### EXERCISE DIRECTIONS
Reproduce all entries word for word.

### DATA PROVIDED
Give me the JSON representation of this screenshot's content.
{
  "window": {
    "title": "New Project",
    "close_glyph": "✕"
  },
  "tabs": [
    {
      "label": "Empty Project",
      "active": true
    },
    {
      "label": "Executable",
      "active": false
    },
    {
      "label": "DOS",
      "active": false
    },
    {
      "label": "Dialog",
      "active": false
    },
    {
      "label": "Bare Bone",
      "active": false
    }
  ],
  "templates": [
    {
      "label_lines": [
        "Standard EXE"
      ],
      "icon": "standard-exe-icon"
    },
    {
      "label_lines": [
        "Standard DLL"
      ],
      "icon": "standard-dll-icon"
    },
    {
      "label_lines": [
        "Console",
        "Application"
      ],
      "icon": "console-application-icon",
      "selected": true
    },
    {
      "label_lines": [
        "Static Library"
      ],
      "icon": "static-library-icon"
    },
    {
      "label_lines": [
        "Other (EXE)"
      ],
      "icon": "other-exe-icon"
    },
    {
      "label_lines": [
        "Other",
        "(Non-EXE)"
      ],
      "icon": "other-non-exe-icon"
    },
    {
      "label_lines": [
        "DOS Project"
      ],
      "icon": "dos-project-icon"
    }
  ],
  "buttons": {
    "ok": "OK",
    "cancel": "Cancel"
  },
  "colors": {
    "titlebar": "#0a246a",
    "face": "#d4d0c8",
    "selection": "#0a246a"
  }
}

### TASK ANSWER
Give me the JSON representation of this screenshot's content.
{
  "window": {
    "title": "New Project",
    "close_glyph": "✕"
  },
  "tabs": [
    {
      "label": "Empty Project",
      "active": true
    },
    {
      "label": "Executable",
      "active": false
    },
    {
      "label": "DOS",
      "active": false
    },
    {
      "label": "Dialog",
      "active": false
    },
    {
      "label": "Bare Bone",
      "active": false
    }
  ],
  "templates": [
    {
      "label_lines": [
        "Standard EXE"
      ],
      "icon": "standard-exe-icon"
    },
    {
      "label_lines": [
        "Standard DLL"
      ],
      "icon": "standard-dll-icon"
    },
    {
      "label_lines": [
        "Console",
        "Application"
      ],
      "icon": "console-application-icon",
      "selected": true
    },
    {
      "label_lines": [
        "Static Library"
      ],
      "icon": "static-library-icon"
    },
    {
      "label_lines": [
        "Other (EXE)"
      ],
      "icon": "other-exe-icon"
    },
    {
      "label_lines": [
        "Other",
        "(Non-EXE)"
      ],
      "icon": "other-non-exe-icon"
    },
    {
      "label_lines": [
        "DOS Project"
      ],
      "icon": "dos-project-icon"
    }
  ],
  "buttons": {
    "ok": "OK",
    "cancel": "Cancel"
  },
  "colors": {
    "titlebar": "#0a246a",
    "face": "#d4d0c8",
    "selection": "#0a246a"
  }
}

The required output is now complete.